» Dados armazenados:

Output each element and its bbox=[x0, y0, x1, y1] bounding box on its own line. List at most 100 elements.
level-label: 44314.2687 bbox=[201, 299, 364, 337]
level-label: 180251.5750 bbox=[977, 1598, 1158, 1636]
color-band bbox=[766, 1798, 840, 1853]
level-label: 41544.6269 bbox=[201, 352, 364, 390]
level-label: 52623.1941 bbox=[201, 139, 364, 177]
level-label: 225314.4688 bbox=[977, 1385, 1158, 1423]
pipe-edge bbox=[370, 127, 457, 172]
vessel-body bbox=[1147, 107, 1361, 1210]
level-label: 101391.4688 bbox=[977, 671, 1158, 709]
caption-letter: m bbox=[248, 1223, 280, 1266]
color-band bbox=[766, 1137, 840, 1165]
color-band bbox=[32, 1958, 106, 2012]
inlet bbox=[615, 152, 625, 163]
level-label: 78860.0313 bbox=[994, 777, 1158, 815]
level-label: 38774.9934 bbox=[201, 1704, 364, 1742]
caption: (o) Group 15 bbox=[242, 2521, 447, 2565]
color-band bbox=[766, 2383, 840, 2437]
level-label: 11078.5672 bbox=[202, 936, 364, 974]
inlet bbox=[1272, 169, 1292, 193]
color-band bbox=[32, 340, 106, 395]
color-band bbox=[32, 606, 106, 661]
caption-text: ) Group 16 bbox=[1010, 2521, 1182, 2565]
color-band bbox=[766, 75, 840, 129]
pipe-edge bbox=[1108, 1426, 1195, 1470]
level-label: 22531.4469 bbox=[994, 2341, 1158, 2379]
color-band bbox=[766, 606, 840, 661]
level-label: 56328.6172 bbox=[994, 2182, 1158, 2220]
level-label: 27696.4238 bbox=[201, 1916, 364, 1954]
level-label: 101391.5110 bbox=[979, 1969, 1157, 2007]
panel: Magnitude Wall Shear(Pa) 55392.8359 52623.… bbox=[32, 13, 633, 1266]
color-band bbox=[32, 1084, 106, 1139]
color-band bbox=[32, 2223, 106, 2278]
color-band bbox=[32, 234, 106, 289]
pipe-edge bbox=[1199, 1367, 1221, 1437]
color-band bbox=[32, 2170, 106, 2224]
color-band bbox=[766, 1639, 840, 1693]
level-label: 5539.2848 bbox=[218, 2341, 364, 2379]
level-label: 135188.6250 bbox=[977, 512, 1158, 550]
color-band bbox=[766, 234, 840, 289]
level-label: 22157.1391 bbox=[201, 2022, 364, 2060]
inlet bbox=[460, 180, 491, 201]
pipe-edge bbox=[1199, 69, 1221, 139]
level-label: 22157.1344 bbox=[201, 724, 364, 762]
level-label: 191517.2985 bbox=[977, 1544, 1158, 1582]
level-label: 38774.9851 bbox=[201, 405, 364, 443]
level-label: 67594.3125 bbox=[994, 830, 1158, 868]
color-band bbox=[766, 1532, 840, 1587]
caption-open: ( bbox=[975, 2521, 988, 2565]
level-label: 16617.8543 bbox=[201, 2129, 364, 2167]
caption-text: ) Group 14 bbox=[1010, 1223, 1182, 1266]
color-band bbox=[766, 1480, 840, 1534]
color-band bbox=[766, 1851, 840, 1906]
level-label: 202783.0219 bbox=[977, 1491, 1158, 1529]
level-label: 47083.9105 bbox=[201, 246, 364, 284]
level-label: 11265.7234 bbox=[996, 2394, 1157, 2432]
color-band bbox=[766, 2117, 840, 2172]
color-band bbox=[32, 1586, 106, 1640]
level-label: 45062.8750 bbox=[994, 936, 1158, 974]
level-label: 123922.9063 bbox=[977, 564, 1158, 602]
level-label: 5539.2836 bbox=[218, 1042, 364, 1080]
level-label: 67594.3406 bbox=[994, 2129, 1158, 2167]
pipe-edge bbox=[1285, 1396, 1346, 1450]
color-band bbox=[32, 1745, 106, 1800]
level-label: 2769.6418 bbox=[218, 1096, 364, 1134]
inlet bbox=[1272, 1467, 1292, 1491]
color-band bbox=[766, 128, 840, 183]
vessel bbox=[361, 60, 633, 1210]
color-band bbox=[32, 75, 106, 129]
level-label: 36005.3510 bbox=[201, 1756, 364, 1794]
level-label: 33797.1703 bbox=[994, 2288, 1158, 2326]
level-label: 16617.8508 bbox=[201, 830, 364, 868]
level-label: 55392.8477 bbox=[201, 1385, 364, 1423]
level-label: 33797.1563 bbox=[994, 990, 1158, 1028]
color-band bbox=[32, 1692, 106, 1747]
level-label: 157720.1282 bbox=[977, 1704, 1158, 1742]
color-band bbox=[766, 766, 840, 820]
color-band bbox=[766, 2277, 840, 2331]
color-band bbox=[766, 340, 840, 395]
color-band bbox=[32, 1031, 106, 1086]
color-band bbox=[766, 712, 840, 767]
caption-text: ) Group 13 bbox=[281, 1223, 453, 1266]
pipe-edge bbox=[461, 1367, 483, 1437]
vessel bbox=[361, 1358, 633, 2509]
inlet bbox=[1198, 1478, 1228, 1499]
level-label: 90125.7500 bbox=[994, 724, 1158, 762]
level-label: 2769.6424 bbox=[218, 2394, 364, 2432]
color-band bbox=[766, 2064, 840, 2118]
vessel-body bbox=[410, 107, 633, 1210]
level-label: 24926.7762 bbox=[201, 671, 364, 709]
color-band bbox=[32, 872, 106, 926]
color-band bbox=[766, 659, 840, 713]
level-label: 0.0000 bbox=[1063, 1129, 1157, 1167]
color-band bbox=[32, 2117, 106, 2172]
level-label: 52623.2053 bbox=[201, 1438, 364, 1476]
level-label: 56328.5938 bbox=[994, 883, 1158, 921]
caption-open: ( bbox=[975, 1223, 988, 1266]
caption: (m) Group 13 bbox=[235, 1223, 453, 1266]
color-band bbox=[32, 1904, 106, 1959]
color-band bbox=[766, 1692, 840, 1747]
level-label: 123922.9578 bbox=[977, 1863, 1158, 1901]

» Objetivo:
Reproduza fielmente, sem nenhuma alteração, as linhas de todos os dados acima.

» Resultado do exercício:
Output each element and its bbox=[x0, y0, x1, y1] bounding box on its own line. List at most 100 elements.
level-label: 44314.2687 bbox=[201, 299, 364, 337]
level-label: 180251.5750 bbox=[977, 1598, 1158, 1636]
color-band bbox=[766, 1798, 840, 1853]
level-label: 41544.6269 bbox=[201, 352, 364, 390]
level-label: 52623.1941 bbox=[201, 139, 364, 177]
level-label: 225314.4688 bbox=[977, 1385, 1158, 1423]
pipe-edge bbox=[370, 127, 457, 172]
vessel-body bbox=[1147, 107, 1361, 1210]
level-label: 101391.4688 bbox=[977, 671, 1158, 709]
caption-letter: m bbox=[248, 1223, 280, 1266]
color-band bbox=[766, 1137, 840, 1165]
color-band bbox=[32, 1958, 106, 2012]
inlet bbox=[615, 152, 625, 163]
level-label: 78860.0313 bbox=[994, 777, 1158, 815]
level-label: 38774.9934 bbox=[201, 1704, 364, 1742]
caption: (o) Group 15 bbox=[242, 2521, 447, 2565]
color-band bbox=[766, 2383, 840, 2437]
level-label: 11078.5672 bbox=[202, 936, 364, 974]
inlet bbox=[1272, 169, 1292, 193]
color-band bbox=[32, 340, 106, 395]
color-band bbox=[32, 606, 106, 661]
caption-text: ) Group 16 bbox=[1010, 2521, 1182, 2565]
color-band bbox=[766, 75, 840, 129]
pipe-edge bbox=[1108, 1426, 1195, 1470]
level-label: 22531.4469 bbox=[994, 2341, 1158, 2379]
color-band bbox=[766, 606, 840, 661]
level-label: 56328.6172 bbox=[994, 2182, 1158, 2220]
level-label: 27696.4238 bbox=[201, 1916, 364, 1954]
level-label: 101391.5110 bbox=[979, 1969, 1157, 2007]
panel: Magnitude Wall Shear(Pa) 55392.8359 52623.… bbox=[32, 13, 633, 1266]
color-band bbox=[32, 1084, 106, 1139]
color-band bbox=[32, 2223, 106, 2278]
color-band bbox=[32, 234, 106, 289]
pipe-edge bbox=[1199, 1367, 1221, 1437]
color-band bbox=[32, 2170, 106, 2224]
color-band bbox=[766, 1639, 840, 1693]
level-label: 5539.2848 bbox=[218, 2341, 364, 2379]
level-label: 135188.6250 bbox=[977, 512, 1158, 550]
color-band bbox=[766, 234, 840, 289]
level-label: 22157.1391 bbox=[201, 2022, 364, 2060]
inlet bbox=[460, 180, 491, 201]
pipe-edge bbox=[1199, 69, 1221, 139]
level-label: 22157.1344 bbox=[201, 724, 364, 762]
level-label: 191517.2985 bbox=[977, 1544, 1158, 1582]
level-label: 38774.9851 bbox=[201, 405, 364, 443]
level-label: 67594.3125 bbox=[994, 830, 1158, 868]
color-band bbox=[766, 1532, 840, 1587]
caption-open: ( bbox=[975, 2521, 988, 2565]
level-label: 16617.8543 bbox=[201, 2129, 364, 2167]
caption-text: ) Group 14 bbox=[1010, 1223, 1182, 1266]
color-band bbox=[766, 1480, 840, 1534]
color-band bbox=[766, 1851, 840, 1906]
level-label: 202783.0219 bbox=[977, 1491, 1158, 1529]
level-label: 47083.9105 bbox=[201, 246, 364, 284]
level-label: 11265.7234 bbox=[996, 2394, 1157, 2432]
color-band bbox=[766, 2117, 840, 2172]
color-band bbox=[32, 1586, 106, 1640]
level-label: 45062.8750 bbox=[994, 936, 1158, 974]
level-label: 123922.9063 bbox=[977, 564, 1158, 602]
level-label: 5539.2836 bbox=[218, 1042, 364, 1080]
level-label: 67594.3406 bbox=[994, 2129, 1158, 2167]
pipe-edge bbox=[1285, 1396, 1346, 1450]
color-band bbox=[32, 1745, 106, 1800]
level-label: 2769.6418 bbox=[218, 1096, 364, 1134]
inlet bbox=[1272, 1467, 1292, 1491]
color-band bbox=[766, 128, 840, 183]
vessel bbox=[361, 60, 633, 1210]
color-band bbox=[32, 75, 106, 129]
level-label: 36005.3510 bbox=[201, 1756, 364, 1794]
level-label: 33797.1703 bbox=[994, 2288, 1158, 2326]
level-label: 16617.8508 bbox=[201, 830, 364, 868]
level-label: 55392.8477 bbox=[201, 1385, 364, 1423]
level-label: 33797.1563 bbox=[994, 990, 1158, 1028]
color-band bbox=[32, 1692, 106, 1747]
level-label: 157720.1282 bbox=[977, 1704, 1158, 1742]
color-band bbox=[766, 766, 840, 820]
color-band bbox=[766, 2277, 840, 2331]
color-band bbox=[766, 340, 840, 395]
color-band bbox=[32, 1031, 106, 1086]
color-band bbox=[766, 712, 840, 767]
caption-text: ) Group 13 bbox=[281, 1223, 453, 1266]
pipe-edge bbox=[461, 1367, 483, 1437]
vessel bbox=[361, 1358, 633, 2509]
inlet bbox=[1198, 1478, 1228, 1499]
level-label: 90125.7500 bbox=[994, 724, 1158, 762]
level-label: 2769.6424 bbox=[218, 2394, 364, 2432]
color-band bbox=[766, 2064, 840, 2118]
vessel-body bbox=[410, 107, 633, 1210]
level-label: 24926.7762 bbox=[201, 671, 364, 709]
color-band bbox=[32, 872, 106, 926]
color-band bbox=[766, 659, 840, 713]
level-label: 0.0000 bbox=[1063, 1129, 1157, 1167]
color-band bbox=[32, 2117, 106, 2172]
level-label: 52623.2053 bbox=[201, 1438, 364, 1476]
level-label: 56328.5938 bbox=[994, 883, 1158, 921]
caption-open: ( bbox=[975, 1223, 988, 1266]
caption: (m) Group 13 bbox=[235, 1223, 453, 1266]
color-band bbox=[32, 1904, 106, 1959]
color-band bbox=[766, 1692, 840, 1747]
level-label: 123922.9578 bbox=[977, 1863, 1158, 1901]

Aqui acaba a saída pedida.